◆ Set problem
Give a count of the lines below that have the string "Aristóteles" in them, with no other words.

[Stored data]
## BEGIN

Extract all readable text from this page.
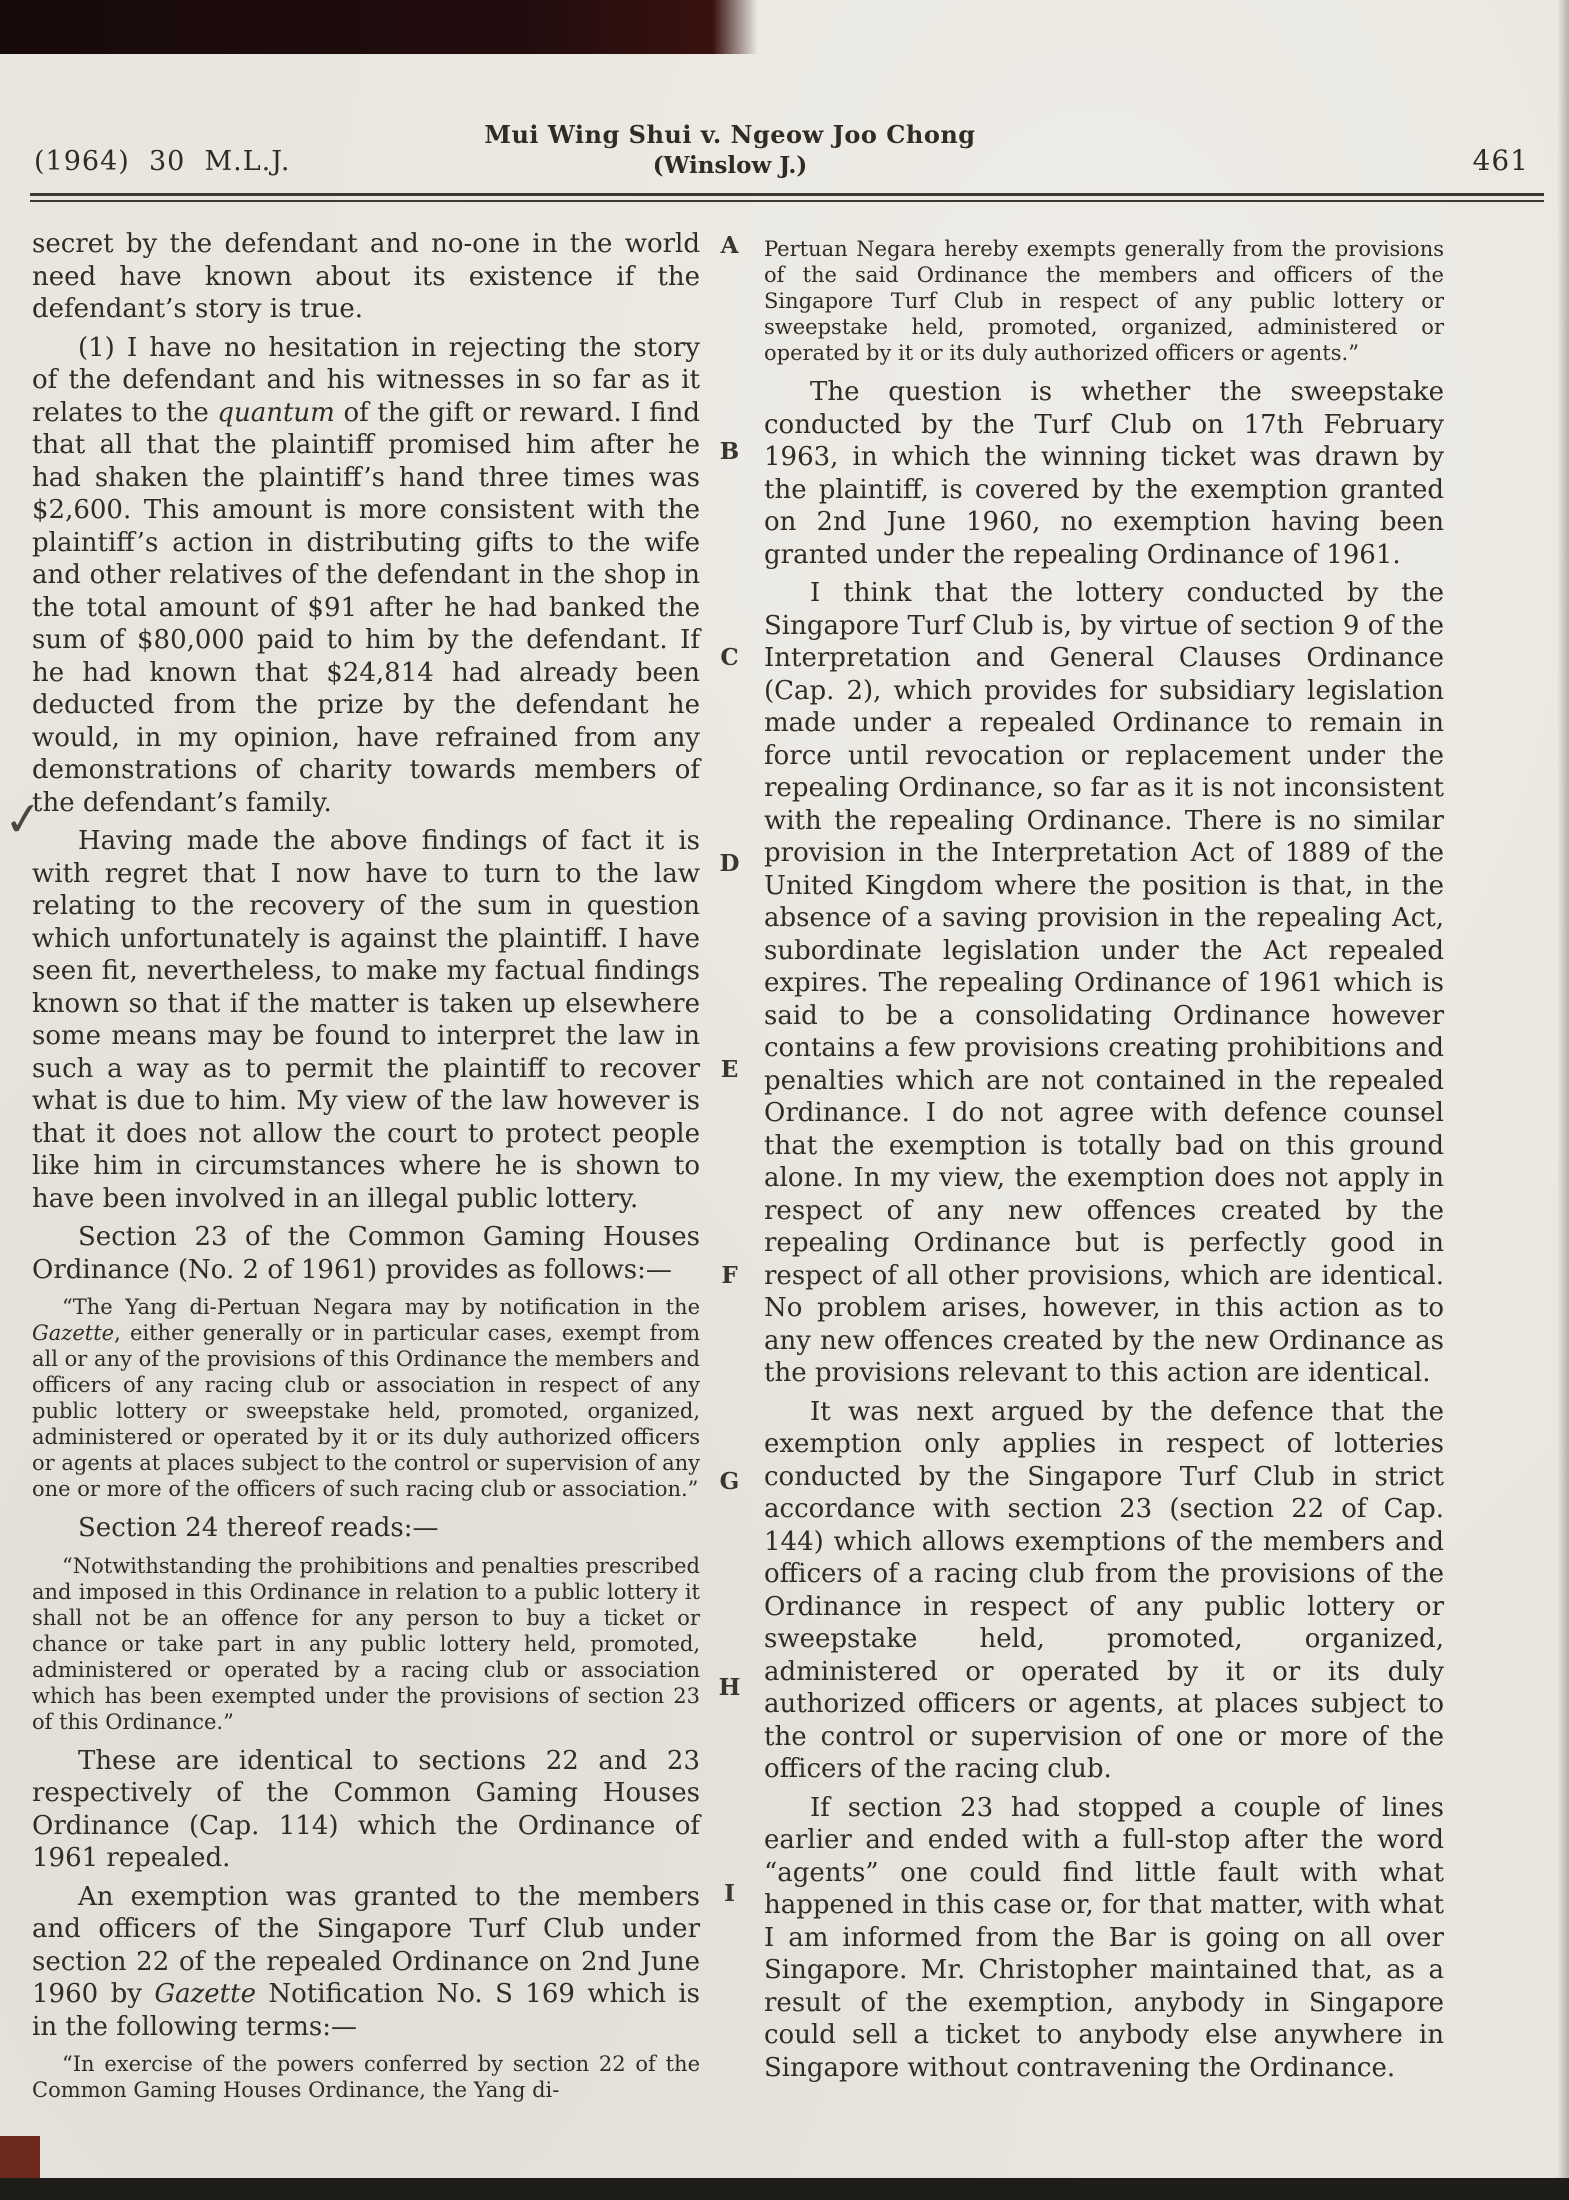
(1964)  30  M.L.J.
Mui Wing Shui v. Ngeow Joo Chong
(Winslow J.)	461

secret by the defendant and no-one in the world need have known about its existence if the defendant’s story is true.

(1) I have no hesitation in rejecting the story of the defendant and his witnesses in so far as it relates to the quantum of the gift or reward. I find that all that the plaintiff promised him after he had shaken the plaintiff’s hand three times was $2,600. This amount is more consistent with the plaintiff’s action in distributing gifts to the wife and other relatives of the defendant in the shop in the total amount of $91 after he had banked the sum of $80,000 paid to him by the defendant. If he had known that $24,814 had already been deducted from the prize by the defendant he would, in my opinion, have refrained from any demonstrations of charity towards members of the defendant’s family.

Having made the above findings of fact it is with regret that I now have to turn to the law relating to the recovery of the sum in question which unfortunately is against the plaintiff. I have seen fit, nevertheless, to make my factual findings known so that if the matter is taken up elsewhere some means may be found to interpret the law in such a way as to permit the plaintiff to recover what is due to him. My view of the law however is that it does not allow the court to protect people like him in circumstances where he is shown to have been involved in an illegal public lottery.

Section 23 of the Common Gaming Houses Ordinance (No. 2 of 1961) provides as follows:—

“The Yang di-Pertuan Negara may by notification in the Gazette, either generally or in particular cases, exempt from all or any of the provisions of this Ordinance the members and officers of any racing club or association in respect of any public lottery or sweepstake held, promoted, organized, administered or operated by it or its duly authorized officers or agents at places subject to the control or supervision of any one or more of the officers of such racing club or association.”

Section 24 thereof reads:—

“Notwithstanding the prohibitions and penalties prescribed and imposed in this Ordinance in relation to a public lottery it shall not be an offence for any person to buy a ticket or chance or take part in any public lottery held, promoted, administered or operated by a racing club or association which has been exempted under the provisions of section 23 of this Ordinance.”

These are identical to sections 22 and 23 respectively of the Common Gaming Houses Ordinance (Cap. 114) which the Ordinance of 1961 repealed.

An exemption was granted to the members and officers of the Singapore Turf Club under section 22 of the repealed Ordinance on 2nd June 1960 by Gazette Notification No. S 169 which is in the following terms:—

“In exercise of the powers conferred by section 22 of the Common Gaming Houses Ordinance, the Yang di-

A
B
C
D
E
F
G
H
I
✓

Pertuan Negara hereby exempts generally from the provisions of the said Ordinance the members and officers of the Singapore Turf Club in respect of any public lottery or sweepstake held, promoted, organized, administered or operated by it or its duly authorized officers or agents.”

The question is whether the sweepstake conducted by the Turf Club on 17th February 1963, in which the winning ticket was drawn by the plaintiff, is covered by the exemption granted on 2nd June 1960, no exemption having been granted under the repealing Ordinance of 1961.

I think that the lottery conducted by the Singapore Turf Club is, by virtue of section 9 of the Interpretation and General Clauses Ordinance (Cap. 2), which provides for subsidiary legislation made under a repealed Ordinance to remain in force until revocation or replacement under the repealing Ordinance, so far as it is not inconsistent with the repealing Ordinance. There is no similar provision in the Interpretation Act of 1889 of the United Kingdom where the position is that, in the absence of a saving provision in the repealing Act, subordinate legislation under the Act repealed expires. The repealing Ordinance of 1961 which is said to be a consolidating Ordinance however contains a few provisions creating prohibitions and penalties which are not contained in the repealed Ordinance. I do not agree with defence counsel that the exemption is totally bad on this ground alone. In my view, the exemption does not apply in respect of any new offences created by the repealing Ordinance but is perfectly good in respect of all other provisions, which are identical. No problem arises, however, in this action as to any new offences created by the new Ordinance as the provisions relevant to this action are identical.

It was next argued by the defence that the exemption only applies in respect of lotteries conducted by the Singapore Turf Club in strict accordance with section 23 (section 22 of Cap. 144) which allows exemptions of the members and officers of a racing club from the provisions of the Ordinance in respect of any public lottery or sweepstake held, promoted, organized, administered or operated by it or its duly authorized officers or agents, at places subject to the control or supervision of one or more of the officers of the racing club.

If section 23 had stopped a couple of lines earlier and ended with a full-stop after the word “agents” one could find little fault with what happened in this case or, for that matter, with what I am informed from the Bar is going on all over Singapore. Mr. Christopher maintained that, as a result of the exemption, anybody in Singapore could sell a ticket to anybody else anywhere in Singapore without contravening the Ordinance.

## END
## BEGIN

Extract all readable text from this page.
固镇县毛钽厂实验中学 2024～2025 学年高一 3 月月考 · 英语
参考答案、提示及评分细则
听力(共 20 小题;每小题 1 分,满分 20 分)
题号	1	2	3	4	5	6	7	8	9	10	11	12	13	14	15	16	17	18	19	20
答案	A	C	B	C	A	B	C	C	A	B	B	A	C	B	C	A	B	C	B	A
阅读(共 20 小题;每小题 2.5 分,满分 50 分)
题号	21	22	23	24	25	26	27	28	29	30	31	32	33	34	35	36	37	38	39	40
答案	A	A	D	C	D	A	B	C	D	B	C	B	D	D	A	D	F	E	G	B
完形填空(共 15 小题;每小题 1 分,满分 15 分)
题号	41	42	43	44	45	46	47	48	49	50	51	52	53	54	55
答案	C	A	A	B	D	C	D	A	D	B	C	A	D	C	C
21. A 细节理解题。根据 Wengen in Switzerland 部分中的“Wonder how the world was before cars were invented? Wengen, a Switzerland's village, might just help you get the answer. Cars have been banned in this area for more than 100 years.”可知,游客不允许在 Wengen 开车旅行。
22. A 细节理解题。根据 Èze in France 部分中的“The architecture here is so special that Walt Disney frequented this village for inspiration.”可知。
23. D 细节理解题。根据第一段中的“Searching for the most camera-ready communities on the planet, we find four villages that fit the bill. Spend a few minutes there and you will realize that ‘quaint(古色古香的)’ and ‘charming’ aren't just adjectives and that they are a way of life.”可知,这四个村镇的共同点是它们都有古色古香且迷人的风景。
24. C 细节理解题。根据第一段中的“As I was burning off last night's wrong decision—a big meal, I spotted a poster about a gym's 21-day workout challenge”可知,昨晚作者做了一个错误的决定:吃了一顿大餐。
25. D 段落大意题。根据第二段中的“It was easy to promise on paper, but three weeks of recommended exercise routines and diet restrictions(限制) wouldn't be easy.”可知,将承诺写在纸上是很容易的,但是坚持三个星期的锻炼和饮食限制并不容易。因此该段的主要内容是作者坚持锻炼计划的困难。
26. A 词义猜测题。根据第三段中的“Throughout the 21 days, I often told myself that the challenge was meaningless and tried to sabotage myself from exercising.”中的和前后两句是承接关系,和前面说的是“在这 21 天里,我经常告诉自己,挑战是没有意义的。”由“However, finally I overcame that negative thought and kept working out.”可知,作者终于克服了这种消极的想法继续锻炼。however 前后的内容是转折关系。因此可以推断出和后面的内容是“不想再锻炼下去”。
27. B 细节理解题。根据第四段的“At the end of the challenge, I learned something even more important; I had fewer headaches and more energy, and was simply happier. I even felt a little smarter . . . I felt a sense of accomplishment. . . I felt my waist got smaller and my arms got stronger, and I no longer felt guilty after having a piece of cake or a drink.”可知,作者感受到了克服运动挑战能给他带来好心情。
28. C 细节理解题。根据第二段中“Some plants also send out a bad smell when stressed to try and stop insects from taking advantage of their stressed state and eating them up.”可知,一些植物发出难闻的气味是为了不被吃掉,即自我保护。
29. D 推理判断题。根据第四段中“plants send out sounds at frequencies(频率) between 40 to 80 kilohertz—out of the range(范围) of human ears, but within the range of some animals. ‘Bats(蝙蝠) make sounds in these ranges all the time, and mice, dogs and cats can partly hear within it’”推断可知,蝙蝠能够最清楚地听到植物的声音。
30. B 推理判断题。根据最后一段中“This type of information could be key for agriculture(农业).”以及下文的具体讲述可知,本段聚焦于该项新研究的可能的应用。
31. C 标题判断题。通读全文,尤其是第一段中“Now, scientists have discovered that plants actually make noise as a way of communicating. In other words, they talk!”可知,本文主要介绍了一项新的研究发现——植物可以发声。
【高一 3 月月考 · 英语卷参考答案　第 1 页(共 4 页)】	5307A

## END
## BEGIN

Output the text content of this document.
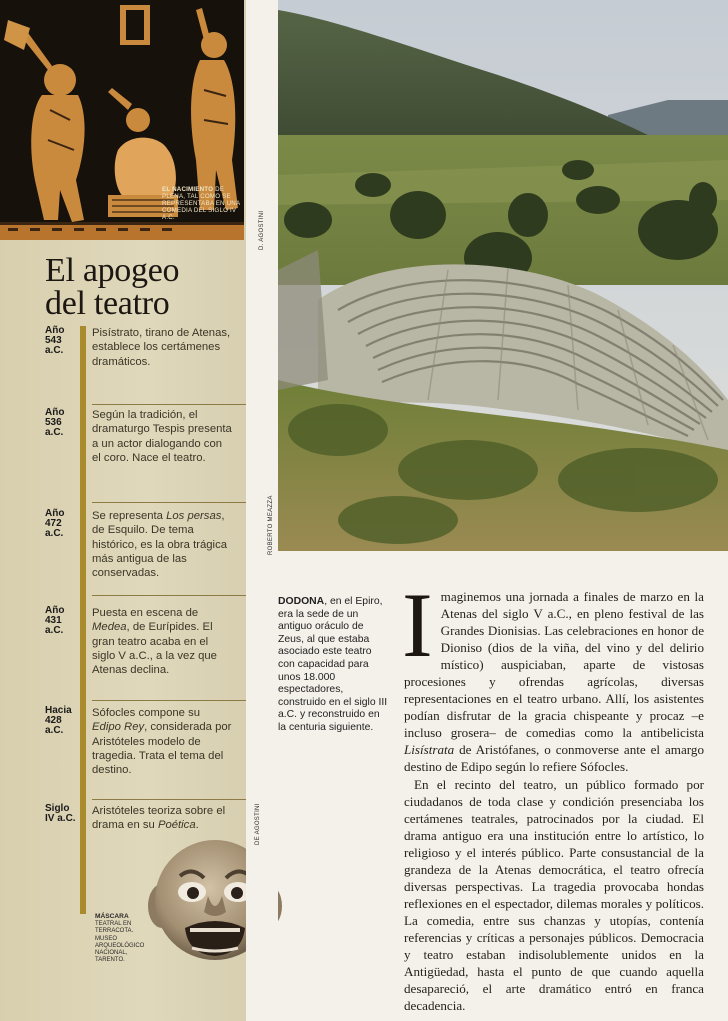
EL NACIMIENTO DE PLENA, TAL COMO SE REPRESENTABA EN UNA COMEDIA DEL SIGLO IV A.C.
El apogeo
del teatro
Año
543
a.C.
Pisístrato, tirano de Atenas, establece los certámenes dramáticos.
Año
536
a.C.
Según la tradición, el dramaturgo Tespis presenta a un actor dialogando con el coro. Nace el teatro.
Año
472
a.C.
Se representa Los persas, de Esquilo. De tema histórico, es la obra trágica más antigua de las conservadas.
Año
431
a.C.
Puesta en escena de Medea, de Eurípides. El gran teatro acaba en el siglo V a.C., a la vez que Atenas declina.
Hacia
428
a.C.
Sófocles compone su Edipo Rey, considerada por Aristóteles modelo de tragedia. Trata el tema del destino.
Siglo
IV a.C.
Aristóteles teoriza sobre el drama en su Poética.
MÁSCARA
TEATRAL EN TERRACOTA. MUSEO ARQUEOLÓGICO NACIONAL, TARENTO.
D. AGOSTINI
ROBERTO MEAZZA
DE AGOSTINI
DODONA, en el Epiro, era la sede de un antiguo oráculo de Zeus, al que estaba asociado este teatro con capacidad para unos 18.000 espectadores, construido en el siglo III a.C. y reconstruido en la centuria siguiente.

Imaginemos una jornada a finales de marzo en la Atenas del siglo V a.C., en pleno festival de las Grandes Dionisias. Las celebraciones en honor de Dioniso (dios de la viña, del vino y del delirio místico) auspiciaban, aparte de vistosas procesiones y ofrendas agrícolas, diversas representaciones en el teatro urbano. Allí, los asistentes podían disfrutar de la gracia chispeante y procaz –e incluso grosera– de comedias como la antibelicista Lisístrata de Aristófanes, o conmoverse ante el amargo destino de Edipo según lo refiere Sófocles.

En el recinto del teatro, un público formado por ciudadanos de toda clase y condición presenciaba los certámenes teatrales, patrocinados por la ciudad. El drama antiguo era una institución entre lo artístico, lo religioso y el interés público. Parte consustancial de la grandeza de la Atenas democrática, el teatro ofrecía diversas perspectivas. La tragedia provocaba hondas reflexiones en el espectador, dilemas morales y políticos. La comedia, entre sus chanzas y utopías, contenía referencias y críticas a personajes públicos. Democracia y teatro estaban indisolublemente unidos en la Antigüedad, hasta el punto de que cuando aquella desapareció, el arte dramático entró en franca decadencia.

## END

◆ Result
2